**DIRECTION**
Work through the listing below and count the lines that hold "JSON". Answer with the number alone.

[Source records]
..........
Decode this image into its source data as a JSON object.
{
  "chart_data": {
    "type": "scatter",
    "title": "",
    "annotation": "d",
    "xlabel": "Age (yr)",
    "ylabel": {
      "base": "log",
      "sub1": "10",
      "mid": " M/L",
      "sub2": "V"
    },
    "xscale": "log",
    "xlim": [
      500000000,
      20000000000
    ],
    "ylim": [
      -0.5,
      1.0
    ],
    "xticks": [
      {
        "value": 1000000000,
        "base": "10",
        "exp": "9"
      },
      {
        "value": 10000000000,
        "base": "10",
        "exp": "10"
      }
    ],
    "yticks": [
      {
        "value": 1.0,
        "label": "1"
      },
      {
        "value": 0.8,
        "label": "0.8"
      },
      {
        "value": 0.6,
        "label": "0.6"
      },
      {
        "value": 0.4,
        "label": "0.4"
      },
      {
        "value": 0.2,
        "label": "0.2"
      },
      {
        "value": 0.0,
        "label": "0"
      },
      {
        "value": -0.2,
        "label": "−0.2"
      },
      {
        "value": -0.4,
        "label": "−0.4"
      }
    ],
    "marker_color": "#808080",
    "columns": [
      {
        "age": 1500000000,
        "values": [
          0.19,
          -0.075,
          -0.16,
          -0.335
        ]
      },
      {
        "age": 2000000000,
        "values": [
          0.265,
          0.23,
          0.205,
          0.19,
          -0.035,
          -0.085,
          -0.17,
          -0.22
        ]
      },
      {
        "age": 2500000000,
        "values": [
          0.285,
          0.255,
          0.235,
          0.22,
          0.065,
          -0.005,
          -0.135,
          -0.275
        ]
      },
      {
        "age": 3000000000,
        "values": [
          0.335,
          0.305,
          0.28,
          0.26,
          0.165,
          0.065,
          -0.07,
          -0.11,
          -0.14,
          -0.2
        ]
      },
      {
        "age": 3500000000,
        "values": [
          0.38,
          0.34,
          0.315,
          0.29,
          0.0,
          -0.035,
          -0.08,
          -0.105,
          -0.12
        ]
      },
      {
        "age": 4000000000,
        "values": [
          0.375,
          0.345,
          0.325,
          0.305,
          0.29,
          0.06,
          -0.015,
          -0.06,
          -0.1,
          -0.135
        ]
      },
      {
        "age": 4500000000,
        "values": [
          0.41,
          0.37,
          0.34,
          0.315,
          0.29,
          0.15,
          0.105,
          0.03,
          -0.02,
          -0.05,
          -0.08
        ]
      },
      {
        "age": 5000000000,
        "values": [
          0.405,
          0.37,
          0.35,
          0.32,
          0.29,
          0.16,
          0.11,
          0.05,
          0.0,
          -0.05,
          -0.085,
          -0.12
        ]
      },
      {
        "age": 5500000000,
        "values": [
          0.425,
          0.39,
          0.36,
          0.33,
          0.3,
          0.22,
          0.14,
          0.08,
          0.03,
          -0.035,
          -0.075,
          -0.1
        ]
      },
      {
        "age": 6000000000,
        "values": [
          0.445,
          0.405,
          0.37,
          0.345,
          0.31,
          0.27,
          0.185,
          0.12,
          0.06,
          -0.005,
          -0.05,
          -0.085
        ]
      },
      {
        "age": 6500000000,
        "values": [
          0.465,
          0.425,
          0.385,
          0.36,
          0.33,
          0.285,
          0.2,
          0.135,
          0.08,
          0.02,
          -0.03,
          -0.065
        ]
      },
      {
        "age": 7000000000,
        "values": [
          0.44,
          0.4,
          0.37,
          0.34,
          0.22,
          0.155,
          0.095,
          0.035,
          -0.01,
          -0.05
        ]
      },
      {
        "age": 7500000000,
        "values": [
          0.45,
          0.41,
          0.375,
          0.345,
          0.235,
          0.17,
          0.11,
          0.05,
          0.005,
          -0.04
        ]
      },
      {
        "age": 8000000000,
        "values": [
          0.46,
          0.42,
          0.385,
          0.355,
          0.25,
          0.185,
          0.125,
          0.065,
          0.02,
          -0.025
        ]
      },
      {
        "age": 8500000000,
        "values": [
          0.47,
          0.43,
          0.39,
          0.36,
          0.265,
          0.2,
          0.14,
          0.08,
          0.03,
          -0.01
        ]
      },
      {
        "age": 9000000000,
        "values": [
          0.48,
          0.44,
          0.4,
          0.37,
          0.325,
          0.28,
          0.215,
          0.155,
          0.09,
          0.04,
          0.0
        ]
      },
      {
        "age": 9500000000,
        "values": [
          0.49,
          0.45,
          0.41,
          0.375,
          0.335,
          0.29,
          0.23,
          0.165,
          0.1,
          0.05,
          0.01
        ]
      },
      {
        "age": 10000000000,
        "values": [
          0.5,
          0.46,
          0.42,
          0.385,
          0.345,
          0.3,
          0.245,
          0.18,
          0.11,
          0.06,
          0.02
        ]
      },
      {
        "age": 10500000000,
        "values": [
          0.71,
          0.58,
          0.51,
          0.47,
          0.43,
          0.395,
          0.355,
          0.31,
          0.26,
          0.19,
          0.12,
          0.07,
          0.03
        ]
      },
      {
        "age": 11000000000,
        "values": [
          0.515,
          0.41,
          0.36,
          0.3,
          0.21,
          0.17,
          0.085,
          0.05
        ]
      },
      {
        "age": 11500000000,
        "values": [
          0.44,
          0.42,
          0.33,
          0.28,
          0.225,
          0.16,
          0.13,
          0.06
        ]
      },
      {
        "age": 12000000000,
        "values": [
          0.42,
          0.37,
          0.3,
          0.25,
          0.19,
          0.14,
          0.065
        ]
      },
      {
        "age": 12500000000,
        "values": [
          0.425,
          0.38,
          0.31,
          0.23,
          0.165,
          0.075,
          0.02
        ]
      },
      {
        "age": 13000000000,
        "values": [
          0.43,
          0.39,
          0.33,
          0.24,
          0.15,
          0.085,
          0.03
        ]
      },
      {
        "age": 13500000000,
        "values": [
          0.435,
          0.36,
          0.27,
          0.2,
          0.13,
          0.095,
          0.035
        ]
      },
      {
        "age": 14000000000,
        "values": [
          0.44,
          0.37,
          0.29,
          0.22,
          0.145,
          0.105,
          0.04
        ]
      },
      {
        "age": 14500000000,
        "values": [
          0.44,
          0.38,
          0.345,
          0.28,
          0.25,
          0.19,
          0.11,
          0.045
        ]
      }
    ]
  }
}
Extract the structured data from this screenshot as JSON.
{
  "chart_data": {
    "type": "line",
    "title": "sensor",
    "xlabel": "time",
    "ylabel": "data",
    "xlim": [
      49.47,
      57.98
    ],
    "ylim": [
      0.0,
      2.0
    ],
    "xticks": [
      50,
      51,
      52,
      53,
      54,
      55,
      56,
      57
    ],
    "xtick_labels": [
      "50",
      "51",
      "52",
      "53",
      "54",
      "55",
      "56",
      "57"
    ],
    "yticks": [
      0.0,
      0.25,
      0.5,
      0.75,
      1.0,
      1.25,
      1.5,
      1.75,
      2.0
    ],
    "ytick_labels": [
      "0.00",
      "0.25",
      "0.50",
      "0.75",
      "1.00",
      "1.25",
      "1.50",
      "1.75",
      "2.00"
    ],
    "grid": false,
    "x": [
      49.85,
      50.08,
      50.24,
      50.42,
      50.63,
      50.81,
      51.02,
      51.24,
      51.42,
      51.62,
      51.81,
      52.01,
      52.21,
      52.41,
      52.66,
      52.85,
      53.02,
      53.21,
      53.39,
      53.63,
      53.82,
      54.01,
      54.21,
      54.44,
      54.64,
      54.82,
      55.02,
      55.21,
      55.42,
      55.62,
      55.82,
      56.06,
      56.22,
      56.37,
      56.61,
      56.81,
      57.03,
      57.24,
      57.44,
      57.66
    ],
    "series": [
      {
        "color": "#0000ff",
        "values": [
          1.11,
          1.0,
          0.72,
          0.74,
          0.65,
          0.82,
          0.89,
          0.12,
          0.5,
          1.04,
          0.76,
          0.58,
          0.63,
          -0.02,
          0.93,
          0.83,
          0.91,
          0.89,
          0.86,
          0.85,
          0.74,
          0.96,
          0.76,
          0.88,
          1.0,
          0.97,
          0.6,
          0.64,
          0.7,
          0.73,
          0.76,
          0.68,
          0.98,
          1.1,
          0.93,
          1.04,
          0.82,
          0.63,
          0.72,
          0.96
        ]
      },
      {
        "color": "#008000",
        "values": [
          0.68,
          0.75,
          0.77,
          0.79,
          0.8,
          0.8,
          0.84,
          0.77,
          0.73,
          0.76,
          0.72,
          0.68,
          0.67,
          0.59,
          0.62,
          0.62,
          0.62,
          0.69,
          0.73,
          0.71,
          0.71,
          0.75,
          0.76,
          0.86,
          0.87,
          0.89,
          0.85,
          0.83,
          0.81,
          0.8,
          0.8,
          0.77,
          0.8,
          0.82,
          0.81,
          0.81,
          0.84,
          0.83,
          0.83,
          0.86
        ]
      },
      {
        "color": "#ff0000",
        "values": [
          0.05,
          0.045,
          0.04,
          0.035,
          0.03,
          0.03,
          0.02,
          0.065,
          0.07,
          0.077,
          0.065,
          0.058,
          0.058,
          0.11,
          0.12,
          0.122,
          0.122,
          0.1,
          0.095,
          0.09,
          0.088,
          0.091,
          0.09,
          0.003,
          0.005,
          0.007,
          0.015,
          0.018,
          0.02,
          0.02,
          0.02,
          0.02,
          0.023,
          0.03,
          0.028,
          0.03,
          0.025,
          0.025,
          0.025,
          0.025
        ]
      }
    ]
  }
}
..........
**SOLUTION TO THIS EXERCISE**
2